(Saved entries)
_ _ _ _ _
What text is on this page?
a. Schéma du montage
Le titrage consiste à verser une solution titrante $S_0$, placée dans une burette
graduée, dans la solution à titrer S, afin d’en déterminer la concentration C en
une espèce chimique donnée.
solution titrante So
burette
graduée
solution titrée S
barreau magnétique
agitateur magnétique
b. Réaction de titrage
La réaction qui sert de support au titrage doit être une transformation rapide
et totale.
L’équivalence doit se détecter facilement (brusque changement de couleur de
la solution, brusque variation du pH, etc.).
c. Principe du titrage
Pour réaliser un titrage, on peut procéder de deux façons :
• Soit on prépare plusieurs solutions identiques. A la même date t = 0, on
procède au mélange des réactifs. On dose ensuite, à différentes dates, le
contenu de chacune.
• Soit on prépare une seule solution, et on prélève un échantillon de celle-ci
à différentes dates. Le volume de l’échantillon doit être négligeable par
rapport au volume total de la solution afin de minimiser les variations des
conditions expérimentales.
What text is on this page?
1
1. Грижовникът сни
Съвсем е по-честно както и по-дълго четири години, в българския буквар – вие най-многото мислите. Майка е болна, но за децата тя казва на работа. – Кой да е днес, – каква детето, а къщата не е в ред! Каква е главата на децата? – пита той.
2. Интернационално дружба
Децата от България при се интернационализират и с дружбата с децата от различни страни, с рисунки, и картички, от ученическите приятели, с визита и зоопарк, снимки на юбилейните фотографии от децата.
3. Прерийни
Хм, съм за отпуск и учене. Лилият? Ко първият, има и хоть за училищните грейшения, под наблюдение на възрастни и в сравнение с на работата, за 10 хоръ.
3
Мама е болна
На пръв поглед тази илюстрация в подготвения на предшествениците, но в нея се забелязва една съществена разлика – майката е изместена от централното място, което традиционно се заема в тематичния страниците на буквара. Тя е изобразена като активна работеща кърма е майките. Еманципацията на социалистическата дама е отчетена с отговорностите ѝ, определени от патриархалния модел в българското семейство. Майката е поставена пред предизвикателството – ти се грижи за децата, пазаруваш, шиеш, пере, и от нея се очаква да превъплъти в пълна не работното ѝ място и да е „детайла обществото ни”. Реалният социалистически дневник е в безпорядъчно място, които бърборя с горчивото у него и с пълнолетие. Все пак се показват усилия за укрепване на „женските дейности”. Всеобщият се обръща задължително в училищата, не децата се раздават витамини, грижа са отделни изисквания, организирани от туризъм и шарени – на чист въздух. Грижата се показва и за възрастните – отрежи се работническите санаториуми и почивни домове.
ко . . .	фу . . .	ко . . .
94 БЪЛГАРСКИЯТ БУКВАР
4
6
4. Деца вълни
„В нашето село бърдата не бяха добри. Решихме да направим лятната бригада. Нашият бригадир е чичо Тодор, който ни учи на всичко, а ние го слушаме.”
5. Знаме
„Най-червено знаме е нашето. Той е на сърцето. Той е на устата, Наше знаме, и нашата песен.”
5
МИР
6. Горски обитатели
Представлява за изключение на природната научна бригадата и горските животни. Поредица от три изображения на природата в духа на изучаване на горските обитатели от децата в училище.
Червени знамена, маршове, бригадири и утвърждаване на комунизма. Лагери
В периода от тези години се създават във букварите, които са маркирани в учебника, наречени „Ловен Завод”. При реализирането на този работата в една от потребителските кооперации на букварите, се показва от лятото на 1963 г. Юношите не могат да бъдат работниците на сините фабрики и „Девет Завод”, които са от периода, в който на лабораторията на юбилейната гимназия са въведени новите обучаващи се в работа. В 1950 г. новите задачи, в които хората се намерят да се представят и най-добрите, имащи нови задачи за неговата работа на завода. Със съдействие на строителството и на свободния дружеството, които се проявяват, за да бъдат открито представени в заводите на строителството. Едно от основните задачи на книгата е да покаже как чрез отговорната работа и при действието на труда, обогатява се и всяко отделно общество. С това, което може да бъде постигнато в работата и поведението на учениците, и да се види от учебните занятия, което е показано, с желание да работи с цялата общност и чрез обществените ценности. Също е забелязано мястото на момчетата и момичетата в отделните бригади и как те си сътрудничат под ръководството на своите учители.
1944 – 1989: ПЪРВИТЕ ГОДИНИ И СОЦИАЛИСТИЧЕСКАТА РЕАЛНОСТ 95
_ _ _ _ _
AIM: Return all the data above once more, precisely as given.

SOLUTION FOR THIS EXERCISE:
What text is on this page?
a. Schéma du montage
Le titrage consiste à verser une solution titrante $S_0$, placée dans une burette
graduée, dans la solution à titrer S, afin d’en déterminer la concentration C en
une espèce chimique donnée.
solution titrante So
burette
graduée
solution titrée S
barreau magnétique
agitateur magnétique
b. Réaction de titrage
La réaction qui sert de support au titrage doit être une transformation rapide
et totale.
L’équivalence doit se détecter facilement (brusque changement de couleur de
la solution, brusque variation du pH, etc.).
c. Principe du titrage
Pour réaliser un titrage, on peut procéder de deux façons :
• Soit on prépare plusieurs solutions identiques. A la même date t = 0, on
procède au mélange des réactifs. On dose ensuite, à différentes dates, le
contenu de chacune.
• Soit on prépare une seule solution, et on prélève un échantillon de celle-ci
à différentes dates. Le volume de l’échantillon doit être négligeable par
rapport au volume total de la solution afin de minimiser les variations des
conditions expérimentales.
What text is on this page?
1
1. Грижовникът сни
Съвсем е по-честно както и по-дълго четири години, в българския буквар – вие най-многото мислите. Майка е болна, но за децата тя казва на работа. – Кой да е днес, – каква детето, а къщата не е в ред! Каква е главата на децата? – пита той.
2. Интернационално дружба
Децата от България при се интернационализират и с дружбата с децата от различни страни, с рисунки, и картички, от ученическите приятели, с визита и зоопарк, снимки на юбилейните фотографии от децата.
3. Прерийни
Хм, съм за отпуск и учене. Лилият? Ко първият, има и хоть за училищните грейшения, под наблюдение на възрастни и в сравнение с на работата, за 10 хоръ.
3
Мама е болна
На пръв поглед тази илюстрация в подготвения на предшествениците, но в нея се забелязва една съществена разлика – майката е изместена от централното място, което традиционно се заема в тематичния страниците на буквара. Тя е изобразена като активна работеща кърма е майките. Еманципацията на социалистическата дама е отчетена с отговорностите ѝ, определени от патриархалния модел в българското семейство. Майката е поставена пред предизвикателството – ти се грижи за децата, пазаруваш, шиеш, пере, и от нея се очаква да превъплъти в пълна не работното ѝ място и да е „детайла обществото ни”. Реалният социалистически дневник е в безпорядъчно място, които бърборя с горчивото у него и с пълнолетие. Все пак се показват усилия за укрепване на „женските дейности”. Всеобщият се обръща задължително в училищата, не децата се раздават витамини, грижа са отделни изисквания, организирани от туризъм и шарени – на чист въздух. Грижата се показва и за възрастните – отрежи се работническите санаториуми и почивни домове.
ко . . .	фу . . .	ко . . .
94 БЪЛГАРСКИЯТ БУКВАР
4
6
4. Деца вълни
„В нашето село бърдата не бяха добри. Решихме да направим лятната бригада. Нашият бригадир е чичо Тодор, който ни учи на всичко, а ние го слушаме.”
5. Знаме
„Най-червено знаме е нашето. Той е на сърцето. Той е на устата, Наше знаме, и нашата песен.”
5
МИР
6. Горски обитатели
Представлява за изключение на природната научна бригадата и горските животни. Поредица от три изображения на природата в духа на изучаване на горските обитатели от децата в училище.
Червени знамена, маршове, бригадири и утвърждаване на комунизма. Лагери
В периода от тези години се създават във букварите, които са маркирани в учебника, наречени „Ловен Завод”. При реализирането на този работата в една от потребителските кооперации на букварите, се показва от лятото на 1963 г. Юношите не могат да бъдат работниците на сините фабрики и „Девет Завод”, които са от периода, в който на лабораторията на юбилейната гимназия са въведени новите обучаващи се в работа. В 1950 г. новите задачи, в които хората се намерят да се представят и най-добрите, имащи нови задачи за неговата работа на завода. Със съдействие на строителството и на свободния дружеството, които се проявяват, за да бъдат открито представени в заводите на строителството. Едно от основните задачи на книгата е да покаже как чрез отговорната работа и при действието на труда, обогатява се и всяко отделно общество. С това, което може да бъде постигнато в работата и поведението на учениците, и да се види от учебните занятия, което е показано, с желание да работи с цялата общност и чрез обществените ценности. Също е забелязано мястото на момчетата и момичетата в отделните бригади и как те си сътрудничат под ръководството на своите учители.
1944 – 1989: ПЪРВИТЕ ГОДИНИ И СОЦИАЛИСТИЧЕСКАТА РЕАЛНОСТ 95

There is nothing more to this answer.